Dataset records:
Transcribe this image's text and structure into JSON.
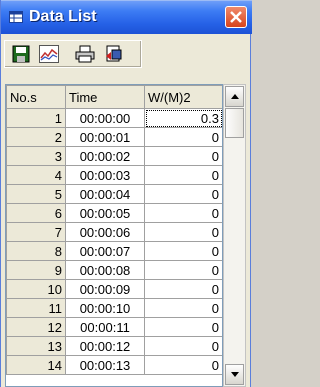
{
  "window": {
    "title": "Data List",
    "title_icon": "table-icon",
    "close_icon": "close-icon"
  },
  "toolbar": {
    "buttons": [
      {
        "icon": "save-icon"
      },
      {
        "icon": "chart-icon"
      },
      {
        "icon": "print-icon"
      },
      {
        "icon": "export-icon"
      }
    ]
  },
  "table": {
    "columns": [
      "No.s",
      "Time",
      "W/(M)2"
    ],
    "rows": [
      {
        "no": "1",
        "time": "00:00:00",
        "value": "0.3"
      },
      {
        "no": "2",
        "time": "00:00:01",
        "value": "0"
      },
      {
        "no": "3",
        "time": "00:00:02",
        "value": "0"
      },
      {
        "no": "4",
        "time": "00:00:03",
        "value": "0"
      },
      {
        "no": "5",
        "time": "00:00:04",
        "value": "0"
      },
      {
        "no": "6",
        "time": "00:00:05",
        "value": "0"
      },
      {
        "no": "7",
        "time": "00:00:06",
        "value": "0"
      },
      {
        "no": "8",
        "time": "00:00:07",
        "value": "0"
      },
      {
        "no": "9",
        "time": "00:00:08",
        "value": "0"
      },
      {
        "no": "10",
        "time": "00:00:09",
        "value": "0"
      },
      {
        "no": "11",
        "time": "00:00:10",
        "value": "0"
      },
      {
        "no": "12",
        "time": "00:00:11",
        "value": "0"
      },
      {
        "no": "13",
        "time": "00:00:12",
        "value": "0"
      },
      {
        "no": "14",
        "time": "00:00:13",
        "value": "0"
      }
    ]
  },
  "colors": {
    "titlebar": "#2561e6",
    "close_button": "#d8441c",
    "grid_line": "#a0a0a0"
  }
}
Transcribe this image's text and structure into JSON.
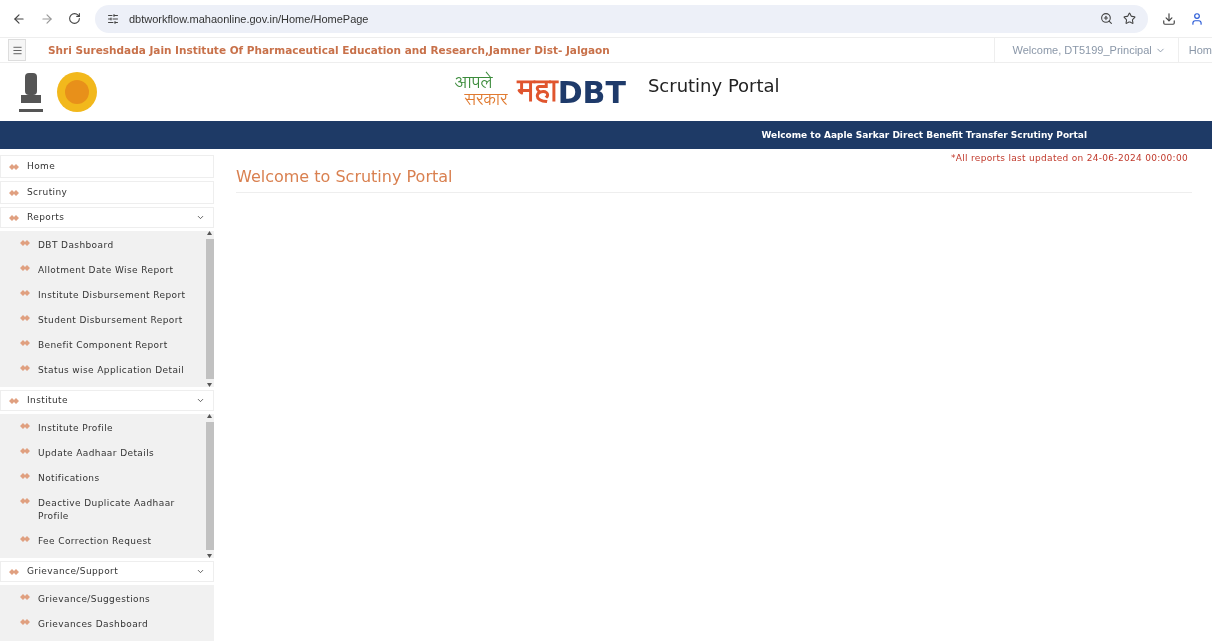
{
  "browser": {
    "url": "dbtworkflow.mahaonline.gov.in/Home/HomePage"
  },
  "topbar": {
    "institute": "Shri Sureshdada Jain Institute Of Pharmaceutical Education and Research,Jamner Dist- Jalgaon",
    "user": "Welcome, DT5199_Principal",
    "home_link": "Hom"
  },
  "header": {
    "logo_line1": "आपले",
    "logo_line2": "सरकार",
    "brand_prefix": "महा",
    "brand_suffix": "DBT",
    "portal_title": "Scrutiny Portal"
  },
  "banner": "Welcome to Aaple Sarkar Direct Benefit Transfer Scrutiny Portal",
  "notice": "*All reports last updated on 24-06-2024 00:00:00",
  "page_title": "Welcome to Scrutiny Portal",
  "sidebar": {
    "items": [
      {
        "kind": "link",
        "label": "Home"
      },
      {
        "kind": "link",
        "label": "Scrutiny"
      },
      {
        "kind": "group",
        "label": "Reports",
        "expanded": true,
        "children": [
          {
            "label": "DBT Dashboard"
          },
          {
            "label": "Allotment Date Wise Report"
          },
          {
            "label": "Institute Disbursement Report"
          },
          {
            "label": "Student Disbursement Report"
          },
          {
            "label": "Benefit Component Report"
          },
          {
            "label": "Status wise Application Detail"
          }
        ]
      },
      {
        "kind": "group",
        "label": "Institute",
        "expanded": true,
        "children": [
          {
            "label": "Institute Profile"
          },
          {
            "label": "Update Aadhaar Details"
          },
          {
            "label": "Notifications"
          },
          {
            "label": "Deactive Duplicate Aadhaar Profile"
          },
          {
            "label": "Fee Correction Request"
          }
        ]
      },
      {
        "kind": "group",
        "label": "Grievance/Support",
        "expanded": true,
        "children": [
          {
            "label": "Grievance/Suggestions"
          },
          {
            "label": "Grievances Dashboard"
          }
        ]
      }
    ]
  }
}
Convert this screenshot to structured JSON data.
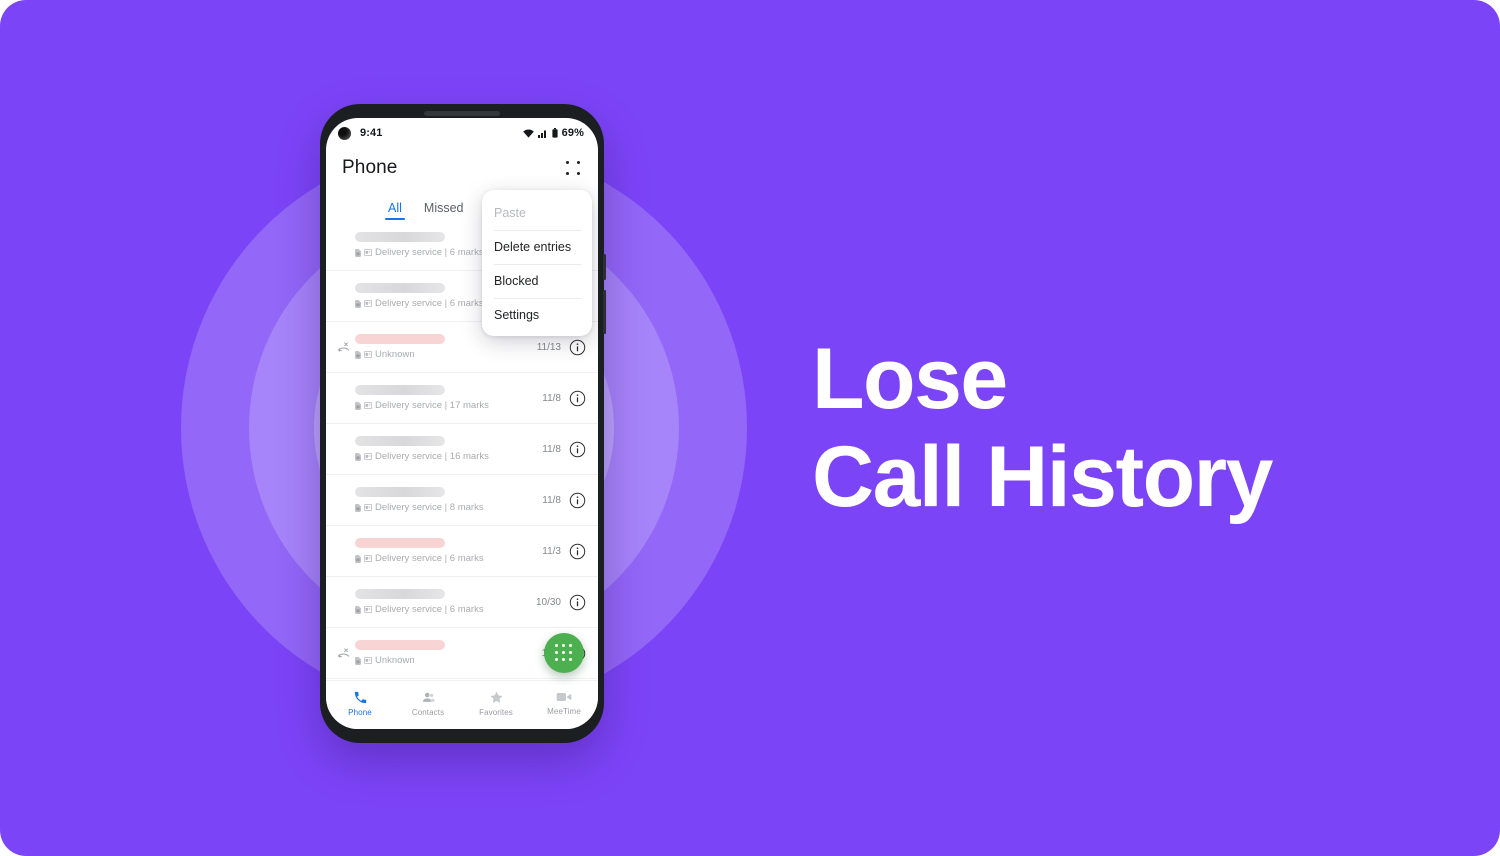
{
  "theme": {
    "background": "#7c44f7",
    "ring_outer": "#9367f8",
    "ring_mid": "#a684fa",
    "ring_inner": "#bba2fb",
    "accent_blue": "#1a73e8",
    "fab_green": "#4caf50",
    "headline_color": "#ffffff"
  },
  "headline": {
    "line1": "Lose",
    "line2": "Call History"
  },
  "phone": {
    "status_bar": {
      "time": "9:41",
      "battery_percent": "69%",
      "icons": [
        "wifi-icon",
        "cellular-signal-icon",
        "battery-icon"
      ]
    },
    "app_bar": {
      "title": "Phone",
      "overflow_icon": "grid-dots-menu-icon"
    },
    "tabs": [
      {
        "label": "All",
        "active": true
      },
      {
        "label": "Missed",
        "active": false
      }
    ],
    "dropdown_menu": {
      "items": [
        {
          "label": "Paste",
          "disabled": true
        },
        {
          "label": "Delete entries",
          "disabled": false
        },
        {
          "label": "Blocked",
          "disabled": false
        },
        {
          "label": "Settings",
          "disabled": false
        }
      ]
    },
    "call_list": [
      {
        "name_redacted": true,
        "pill": "grey",
        "status_icon": "",
        "subtitle": "Delivery service | 6 marks",
        "date": "",
        "show_meta": false
      },
      {
        "name_redacted": true,
        "pill": "grey",
        "status_icon": "",
        "subtitle": "Delivery service | 6 marks",
        "date": "",
        "show_meta": false
      },
      {
        "name_redacted": true,
        "pill": "pink",
        "status_icon": "missed-call-icon",
        "subtitle": "Unknown",
        "date": "11/13",
        "show_meta": true
      },
      {
        "name_redacted": true,
        "pill": "grey",
        "status_icon": "",
        "subtitle": "Delivery service | 17 marks",
        "date": "11/8",
        "show_meta": true
      },
      {
        "name_redacted": true,
        "pill": "grey",
        "status_icon": "",
        "subtitle": "Delivery service | 16 marks",
        "date": "11/8",
        "show_meta": true
      },
      {
        "name_redacted": true,
        "pill": "grey",
        "status_icon": "",
        "subtitle": "Delivery service | 8 marks",
        "date": "11/8",
        "show_meta": true
      },
      {
        "name_redacted": true,
        "pill": "pink",
        "status_icon": "",
        "subtitle": "Delivery service | 6 marks",
        "date": "11/3",
        "show_meta": true
      },
      {
        "name_redacted": true,
        "pill": "grey",
        "status_icon": "",
        "subtitle": "Delivery service | 6 marks",
        "date": "10/30",
        "show_meta": true
      },
      {
        "name_redacted": true,
        "pill": "pink",
        "status_icon": "missed-call-icon",
        "subtitle": "Unknown",
        "date": "10/2",
        "show_meta": true
      }
    ],
    "fab": {
      "icon": "dialpad-icon"
    },
    "bottom_nav": [
      {
        "label": "Phone",
        "icon": "phone-icon",
        "active": true
      },
      {
        "label": "Contacts",
        "icon": "contacts-icon",
        "active": false
      },
      {
        "label": "Favorites",
        "icon": "star-icon",
        "active": false
      },
      {
        "label": "MeeTime",
        "icon": "video-call-icon",
        "active": false
      }
    ]
  }
}
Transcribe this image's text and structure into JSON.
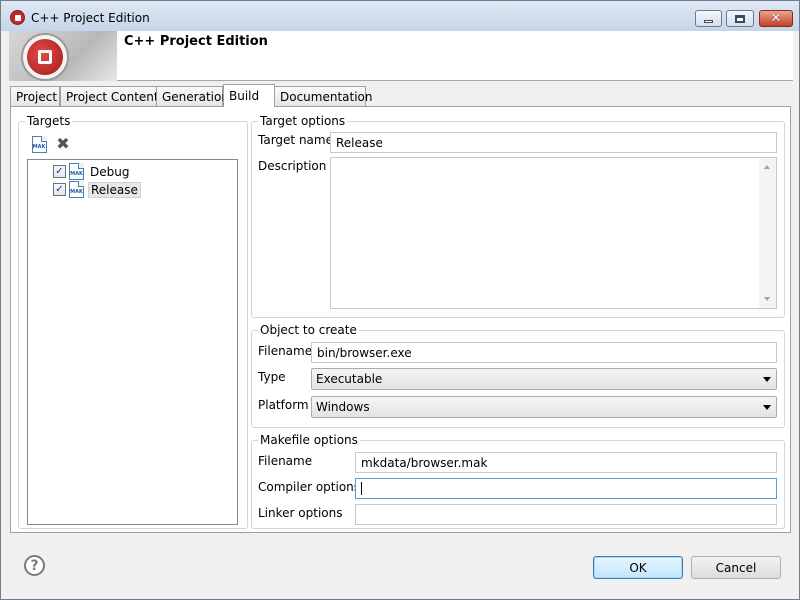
{
  "window": {
    "title": "C++ Project Edition"
  },
  "banner": {
    "title": "C++ Project Edition"
  },
  "tabs": [
    {
      "label": "Project",
      "active": false
    },
    {
      "label": "Project Content",
      "active": false
    },
    {
      "label": "Generation",
      "active": false
    },
    {
      "label": "Build",
      "active": true
    },
    {
      "label": "Documentation",
      "active": false
    }
  ],
  "targets": {
    "group_title": "Targets",
    "add_icon": "mak-file-icon",
    "delete_icon": "delete-x-icon",
    "items": [
      {
        "label": "Debug",
        "checked": true,
        "selected": false
      },
      {
        "label": "Release",
        "checked": true,
        "selected": true
      }
    ]
  },
  "target_options": {
    "group_title": "Target options",
    "target_name_label": "Target name",
    "target_name_value": "Release",
    "description_label": "Description",
    "description_value": ""
  },
  "object_to_create": {
    "group_title": "Object to create",
    "filename_label": "Filename",
    "filename_value": "bin/browser.exe",
    "type_label": "Type",
    "type_value": "Executable",
    "platform_label": "Platform",
    "platform_value": "Windows"
  },
  "makefile_options": {
    "group_title": "Makefile options",
    "filename_label": "Filename",
    "filename_value": "mkdata/browser.mak",
    "compiler_label": "Compiler options",
    "compiler_value": "",
    "linker_label": "Linker options",
    "linker_value": ""
  },
  "footer": {
    "help_icon": "help-question-icon",
    "ok_label": "OK",
    "cancel_label": "Cancel"
  },
  "icons": {
    "mak_label": "MAK"
  },
  "colors": {
    "accent": "#c0282c",
    "focus": "#5b9bd5"
  }
}
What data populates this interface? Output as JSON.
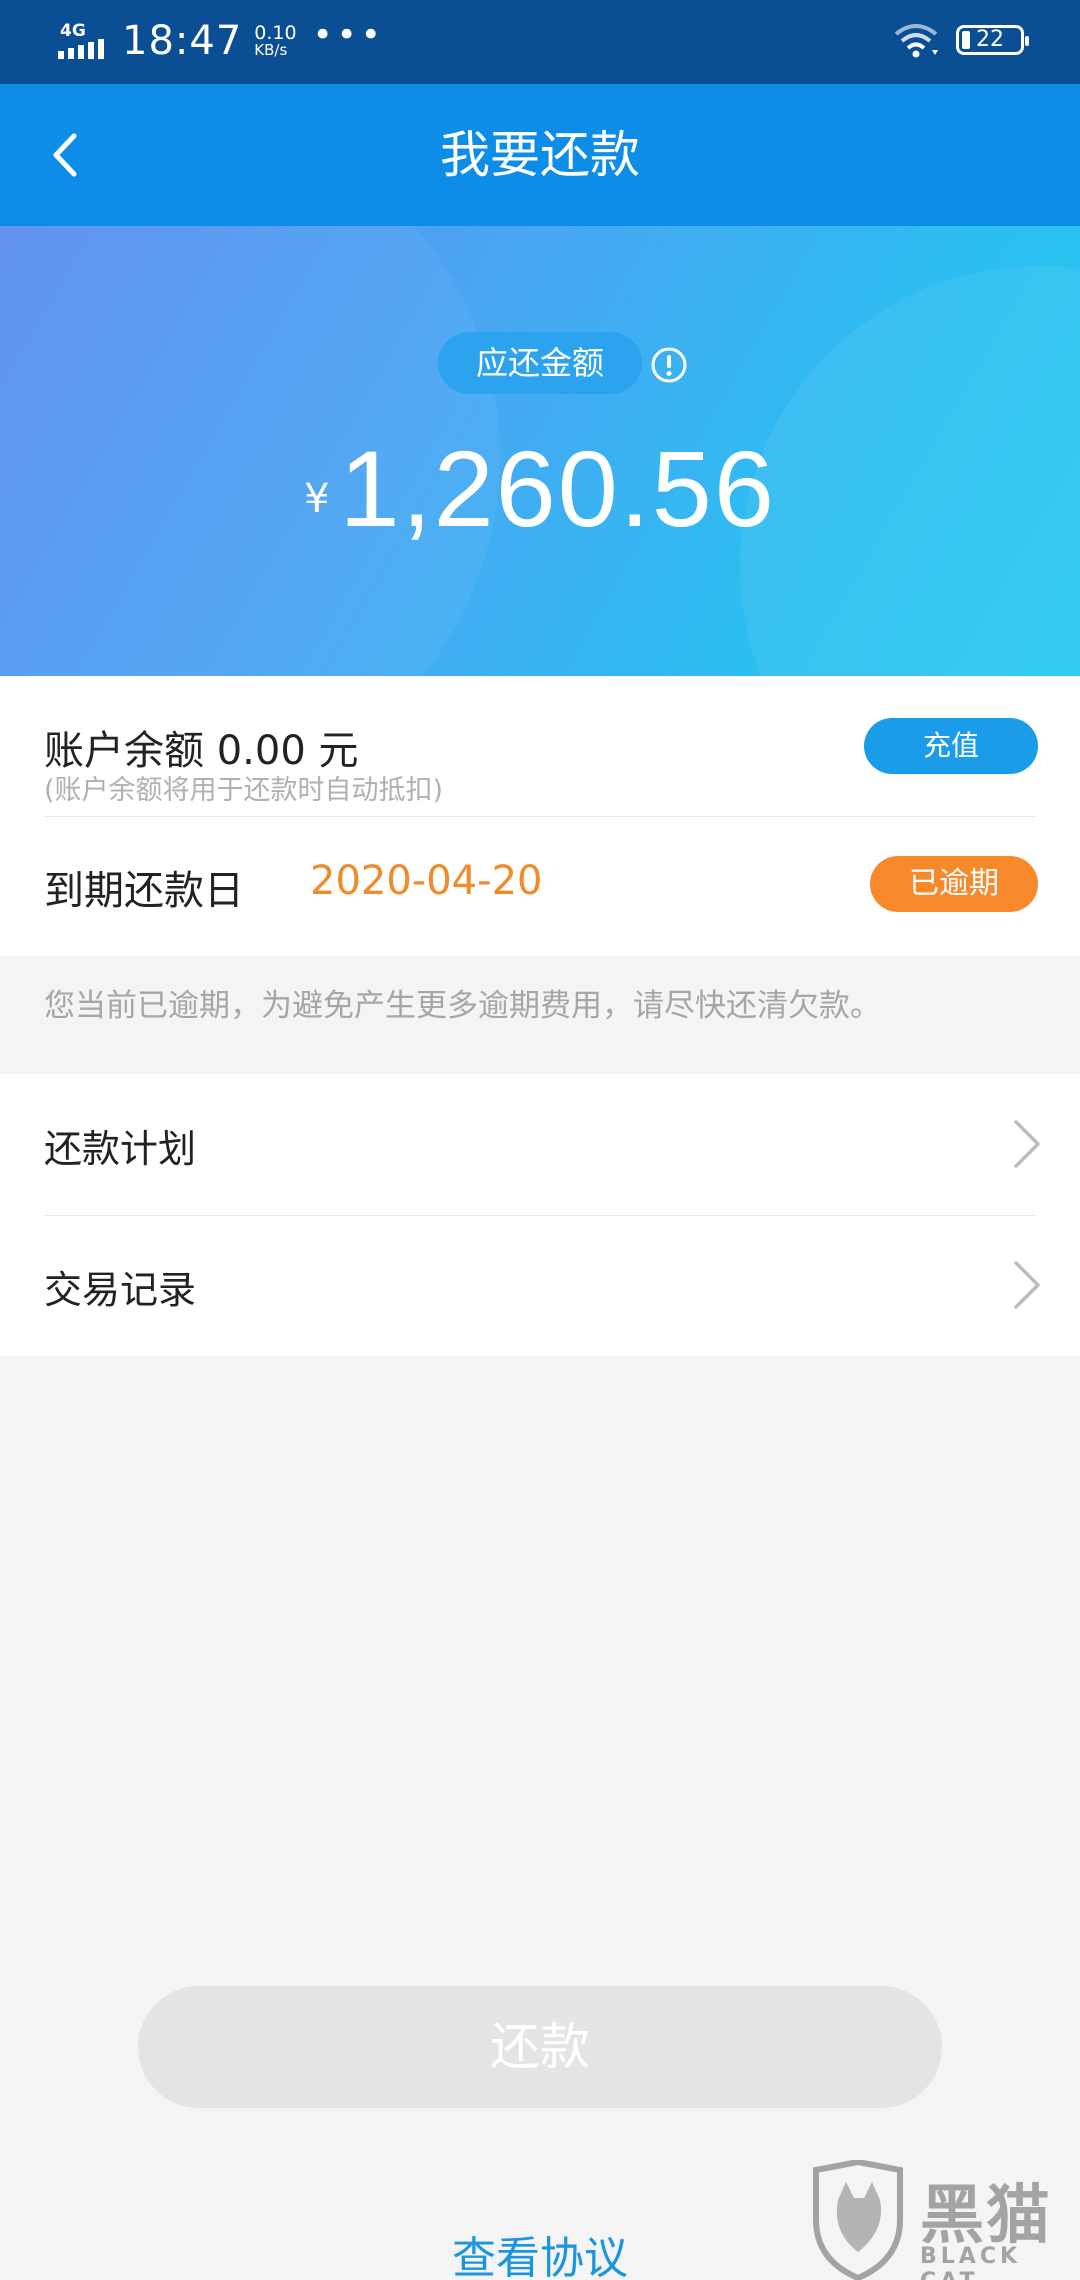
{
  "status_bar": {
    "network": "4G",
    "time": "18:47",
    "speed_value": "0.10",
    "speed_unit": "KB/s",
    "more": "•••",
    "battery": "22"
  },
  "nav": {
    "title": "我要还款"
  },
  "hero": {
    "amount_label": "应还金额",
    "currency": "¥",
    "amount": "1,260.56"
  },
  "account": {
    "balance_label": "账户余额 0.00  元",
    "balance_hint": "(账户余额将用于还款时自动抵扣)",
    "recharge_label": "充值",
    "due_label": "到期还款日",
    "due_date": "2020-04-20",
    "overdue_label": "已逾期",
    "overdue_color": "#f7892b"
  },
  "notice": "您当前已逾期，为避免产生更多逾期费用，请尽快还清欠款。",
  "menu": {
    "items": [
      {
        "label": "还款计划"
      },
      {
        "label": "交易记录"
      }
    ]
  },
  "actions": {
    "repay_label": "还款",
    "agreement_label": "查看协议"
  },
  "watermark": {
    "cn": "黑猫",
    "en": "BLACK CAT"
  },
  "colors": {
    "primary": "#0d8de8",
    "status_bar": "#0a4f93",
    "accent_orange": "#f08b2a"
  }
}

WHAT YOU NEED TO DO: Leave out every picture, and copy exactly the lines from the line that contains "What data populates" through the end of the material.

WRITTEN RESPONSE:
What data populates this interface? Output as JSON.
{
  "status_bar": {
    "network": "4G",
    "time": "18:47",
    "speed_value": "0.10",
    "speed_unit": "KB/s",
    "more": "•••",
    "battery": "22"
  },
  "nav": {
    "title": "我要还款"
  },
  "hero": {
    "amount_label": "应还金额",
    "currency": "¥",
    "amount": "1,260.56"
  },
  "account": {
    "balance_label": "账户余额 0.00  元",
    "balance_hint": "(账户余额将用于还款时自动抵扣)",
    "recharge_label": "充值",
    "due_label": "到期还款日",
    "due_date": "2020-04-20",
    "overdue_label": "已逾期",
    "overdue_color": "#f7892b"
  },
  "notice": "您当前已逾期，为避免产生更多逾期费用，请尽快还清欠款。",
  "menu": {
    "items": [
      {
        "label": "还款计划"
      },
      {
        "label": "交易记录"
      }
    ]
  },
  "actions": {
    "repay_label": "还款",
    "agreement_label": "查看协议"
  },
  "watermark": {
    "cn": "黑猫",
    "en": "BLACK CAT"
  },
  "colors": {
    "primary": "#0d8de8",
    "status_bar": "#0a4f93",
    "accent_orange": "#f08b2a"
  }
}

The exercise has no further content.